> _PROBLEM DETAILS_:
Your task is to copy every line of the records below that contains "South".

> _DATA ENTRIES_:
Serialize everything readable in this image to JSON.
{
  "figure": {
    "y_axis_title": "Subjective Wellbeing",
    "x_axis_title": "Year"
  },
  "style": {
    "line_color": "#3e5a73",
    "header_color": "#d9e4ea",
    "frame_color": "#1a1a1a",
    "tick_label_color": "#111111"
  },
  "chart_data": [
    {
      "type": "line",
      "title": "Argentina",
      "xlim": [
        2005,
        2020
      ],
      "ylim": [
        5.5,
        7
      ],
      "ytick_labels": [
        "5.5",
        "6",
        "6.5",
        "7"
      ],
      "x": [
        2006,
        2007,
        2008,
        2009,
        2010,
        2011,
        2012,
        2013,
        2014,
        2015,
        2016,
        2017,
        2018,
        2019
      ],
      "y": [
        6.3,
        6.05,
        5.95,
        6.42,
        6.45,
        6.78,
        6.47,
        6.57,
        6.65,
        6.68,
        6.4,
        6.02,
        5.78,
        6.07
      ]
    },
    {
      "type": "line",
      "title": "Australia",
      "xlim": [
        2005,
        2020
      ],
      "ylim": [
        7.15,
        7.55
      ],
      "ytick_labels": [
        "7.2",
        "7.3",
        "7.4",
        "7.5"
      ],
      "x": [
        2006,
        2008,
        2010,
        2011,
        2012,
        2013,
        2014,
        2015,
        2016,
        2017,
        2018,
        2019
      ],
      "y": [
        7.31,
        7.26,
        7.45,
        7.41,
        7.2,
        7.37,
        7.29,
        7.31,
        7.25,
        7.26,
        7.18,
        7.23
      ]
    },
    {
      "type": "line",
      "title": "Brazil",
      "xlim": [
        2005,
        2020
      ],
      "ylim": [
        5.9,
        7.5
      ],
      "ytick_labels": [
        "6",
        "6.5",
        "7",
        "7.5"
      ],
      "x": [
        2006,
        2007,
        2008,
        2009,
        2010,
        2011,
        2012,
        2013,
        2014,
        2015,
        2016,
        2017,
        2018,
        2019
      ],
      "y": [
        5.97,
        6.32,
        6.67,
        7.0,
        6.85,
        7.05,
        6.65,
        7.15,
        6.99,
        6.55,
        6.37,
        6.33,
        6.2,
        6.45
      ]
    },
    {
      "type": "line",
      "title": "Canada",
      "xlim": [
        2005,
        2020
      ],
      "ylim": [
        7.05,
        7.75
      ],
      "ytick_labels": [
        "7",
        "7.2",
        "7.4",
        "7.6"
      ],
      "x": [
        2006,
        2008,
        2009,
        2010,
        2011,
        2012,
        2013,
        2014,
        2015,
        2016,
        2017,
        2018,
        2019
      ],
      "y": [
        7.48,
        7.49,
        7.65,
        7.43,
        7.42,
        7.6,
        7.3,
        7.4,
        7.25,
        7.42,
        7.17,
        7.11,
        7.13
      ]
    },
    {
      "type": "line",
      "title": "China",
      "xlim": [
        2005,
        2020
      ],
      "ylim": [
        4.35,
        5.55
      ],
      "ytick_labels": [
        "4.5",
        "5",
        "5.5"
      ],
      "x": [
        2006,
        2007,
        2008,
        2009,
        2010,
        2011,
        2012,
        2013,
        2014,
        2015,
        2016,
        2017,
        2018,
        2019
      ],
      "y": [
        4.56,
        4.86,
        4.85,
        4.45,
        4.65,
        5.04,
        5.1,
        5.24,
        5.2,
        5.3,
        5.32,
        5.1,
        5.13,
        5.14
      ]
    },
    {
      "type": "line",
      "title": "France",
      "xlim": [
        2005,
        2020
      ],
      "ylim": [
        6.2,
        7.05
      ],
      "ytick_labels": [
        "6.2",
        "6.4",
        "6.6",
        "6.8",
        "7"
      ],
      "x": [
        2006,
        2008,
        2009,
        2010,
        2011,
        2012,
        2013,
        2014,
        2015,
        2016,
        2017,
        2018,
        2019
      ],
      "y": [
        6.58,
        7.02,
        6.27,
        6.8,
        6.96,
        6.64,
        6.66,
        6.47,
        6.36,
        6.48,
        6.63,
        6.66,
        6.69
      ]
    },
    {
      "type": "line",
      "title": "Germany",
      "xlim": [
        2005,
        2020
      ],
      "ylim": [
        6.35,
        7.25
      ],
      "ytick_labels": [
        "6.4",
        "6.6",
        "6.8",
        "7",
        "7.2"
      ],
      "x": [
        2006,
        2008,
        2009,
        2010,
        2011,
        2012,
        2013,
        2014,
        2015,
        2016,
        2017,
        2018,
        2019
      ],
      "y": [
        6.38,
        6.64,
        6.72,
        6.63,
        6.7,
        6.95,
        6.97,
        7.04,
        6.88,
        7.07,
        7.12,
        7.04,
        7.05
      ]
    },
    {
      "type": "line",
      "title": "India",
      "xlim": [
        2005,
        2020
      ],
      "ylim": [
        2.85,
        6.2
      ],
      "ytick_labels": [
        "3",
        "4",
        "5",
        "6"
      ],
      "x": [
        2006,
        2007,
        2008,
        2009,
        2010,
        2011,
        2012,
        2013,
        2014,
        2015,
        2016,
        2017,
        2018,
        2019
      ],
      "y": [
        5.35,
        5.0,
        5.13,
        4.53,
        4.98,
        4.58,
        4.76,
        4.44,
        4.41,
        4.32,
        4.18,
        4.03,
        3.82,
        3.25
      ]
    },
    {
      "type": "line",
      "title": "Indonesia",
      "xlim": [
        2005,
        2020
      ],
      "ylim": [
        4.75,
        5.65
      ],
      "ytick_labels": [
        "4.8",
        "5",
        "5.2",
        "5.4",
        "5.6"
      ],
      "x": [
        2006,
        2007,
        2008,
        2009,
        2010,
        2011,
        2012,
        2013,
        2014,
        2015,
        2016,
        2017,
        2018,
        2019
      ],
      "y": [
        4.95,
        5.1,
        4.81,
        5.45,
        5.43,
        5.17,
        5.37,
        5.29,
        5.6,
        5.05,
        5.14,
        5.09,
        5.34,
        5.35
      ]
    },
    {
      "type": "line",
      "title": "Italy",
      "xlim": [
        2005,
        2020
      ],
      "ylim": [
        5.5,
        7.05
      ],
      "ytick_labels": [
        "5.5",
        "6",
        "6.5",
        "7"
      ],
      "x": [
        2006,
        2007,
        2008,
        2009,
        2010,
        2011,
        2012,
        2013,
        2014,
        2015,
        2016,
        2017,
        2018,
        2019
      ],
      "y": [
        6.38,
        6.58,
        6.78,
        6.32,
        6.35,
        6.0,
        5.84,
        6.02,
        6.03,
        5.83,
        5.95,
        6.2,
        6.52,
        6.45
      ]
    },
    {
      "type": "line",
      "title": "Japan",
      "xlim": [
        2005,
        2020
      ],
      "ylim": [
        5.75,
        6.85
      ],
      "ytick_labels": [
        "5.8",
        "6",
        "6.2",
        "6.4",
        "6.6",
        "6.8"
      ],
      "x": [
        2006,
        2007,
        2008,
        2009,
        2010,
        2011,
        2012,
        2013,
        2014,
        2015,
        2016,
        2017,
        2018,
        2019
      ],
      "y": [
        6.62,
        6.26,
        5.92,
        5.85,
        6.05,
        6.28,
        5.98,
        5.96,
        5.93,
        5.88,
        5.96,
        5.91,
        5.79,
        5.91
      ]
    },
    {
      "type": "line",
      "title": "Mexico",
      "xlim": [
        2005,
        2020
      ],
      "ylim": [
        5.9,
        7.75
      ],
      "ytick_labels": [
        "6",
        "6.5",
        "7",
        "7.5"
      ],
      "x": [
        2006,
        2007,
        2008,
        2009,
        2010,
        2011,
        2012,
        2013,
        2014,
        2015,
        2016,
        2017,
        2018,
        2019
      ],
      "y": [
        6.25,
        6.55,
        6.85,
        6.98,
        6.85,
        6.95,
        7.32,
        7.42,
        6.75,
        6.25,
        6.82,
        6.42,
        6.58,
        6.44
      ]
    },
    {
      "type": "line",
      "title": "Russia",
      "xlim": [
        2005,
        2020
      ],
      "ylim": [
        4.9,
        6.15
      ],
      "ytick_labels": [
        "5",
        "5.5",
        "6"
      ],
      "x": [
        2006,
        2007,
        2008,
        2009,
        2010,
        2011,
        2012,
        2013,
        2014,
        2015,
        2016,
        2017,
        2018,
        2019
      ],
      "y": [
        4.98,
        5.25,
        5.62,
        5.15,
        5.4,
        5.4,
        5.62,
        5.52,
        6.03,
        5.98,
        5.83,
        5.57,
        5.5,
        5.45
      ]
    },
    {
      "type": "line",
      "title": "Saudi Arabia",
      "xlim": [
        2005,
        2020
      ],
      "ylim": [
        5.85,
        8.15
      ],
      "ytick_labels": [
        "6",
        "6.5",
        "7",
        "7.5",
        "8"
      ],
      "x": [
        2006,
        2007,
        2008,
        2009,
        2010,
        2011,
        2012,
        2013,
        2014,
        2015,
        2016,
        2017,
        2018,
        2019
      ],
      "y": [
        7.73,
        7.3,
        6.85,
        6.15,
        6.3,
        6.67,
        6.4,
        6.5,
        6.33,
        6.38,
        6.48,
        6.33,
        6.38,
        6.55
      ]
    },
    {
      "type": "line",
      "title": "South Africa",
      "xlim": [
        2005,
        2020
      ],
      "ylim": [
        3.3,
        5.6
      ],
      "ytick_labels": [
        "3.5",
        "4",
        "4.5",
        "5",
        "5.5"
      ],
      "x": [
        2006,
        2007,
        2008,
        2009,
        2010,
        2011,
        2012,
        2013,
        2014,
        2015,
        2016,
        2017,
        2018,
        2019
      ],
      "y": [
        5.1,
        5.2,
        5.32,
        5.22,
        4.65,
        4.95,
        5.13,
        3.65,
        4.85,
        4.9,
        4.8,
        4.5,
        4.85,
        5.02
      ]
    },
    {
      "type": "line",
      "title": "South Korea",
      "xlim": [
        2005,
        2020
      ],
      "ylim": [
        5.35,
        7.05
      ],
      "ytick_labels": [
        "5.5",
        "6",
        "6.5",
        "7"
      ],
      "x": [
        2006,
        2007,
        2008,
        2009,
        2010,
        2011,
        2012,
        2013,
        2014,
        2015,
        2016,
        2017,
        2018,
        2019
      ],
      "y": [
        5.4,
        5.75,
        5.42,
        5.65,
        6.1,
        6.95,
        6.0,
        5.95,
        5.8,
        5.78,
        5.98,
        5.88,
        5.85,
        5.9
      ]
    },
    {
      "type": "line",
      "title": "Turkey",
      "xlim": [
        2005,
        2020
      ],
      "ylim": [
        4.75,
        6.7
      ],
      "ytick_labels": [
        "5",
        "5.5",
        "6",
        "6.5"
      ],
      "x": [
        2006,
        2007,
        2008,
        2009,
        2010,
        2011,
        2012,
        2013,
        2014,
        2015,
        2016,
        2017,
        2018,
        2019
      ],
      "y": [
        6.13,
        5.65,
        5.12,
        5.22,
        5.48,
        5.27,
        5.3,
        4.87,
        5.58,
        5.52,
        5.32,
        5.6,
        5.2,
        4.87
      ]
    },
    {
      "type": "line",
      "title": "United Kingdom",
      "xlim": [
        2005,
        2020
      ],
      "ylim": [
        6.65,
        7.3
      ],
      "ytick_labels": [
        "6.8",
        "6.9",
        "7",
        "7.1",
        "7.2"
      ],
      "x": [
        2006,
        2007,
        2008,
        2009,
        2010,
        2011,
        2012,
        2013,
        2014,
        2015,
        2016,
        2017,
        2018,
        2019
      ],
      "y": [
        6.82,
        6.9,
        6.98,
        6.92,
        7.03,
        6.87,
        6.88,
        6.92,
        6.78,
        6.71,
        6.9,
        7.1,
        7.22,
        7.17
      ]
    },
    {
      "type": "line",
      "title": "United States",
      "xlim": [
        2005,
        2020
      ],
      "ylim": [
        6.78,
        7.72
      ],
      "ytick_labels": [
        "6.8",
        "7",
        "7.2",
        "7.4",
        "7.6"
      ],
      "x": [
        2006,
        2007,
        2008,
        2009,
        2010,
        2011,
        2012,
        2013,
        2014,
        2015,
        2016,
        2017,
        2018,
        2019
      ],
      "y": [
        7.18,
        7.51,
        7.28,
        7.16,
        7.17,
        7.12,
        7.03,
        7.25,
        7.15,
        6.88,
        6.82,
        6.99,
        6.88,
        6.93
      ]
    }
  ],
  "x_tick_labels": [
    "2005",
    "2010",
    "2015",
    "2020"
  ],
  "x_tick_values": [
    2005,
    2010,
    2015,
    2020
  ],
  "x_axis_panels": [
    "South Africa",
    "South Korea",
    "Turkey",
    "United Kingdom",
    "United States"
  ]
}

> _PROBLEM SOLUTION_:
      "title": "South Africa",
      "title": "South Korea",
    "South Africa",
    "South Korea",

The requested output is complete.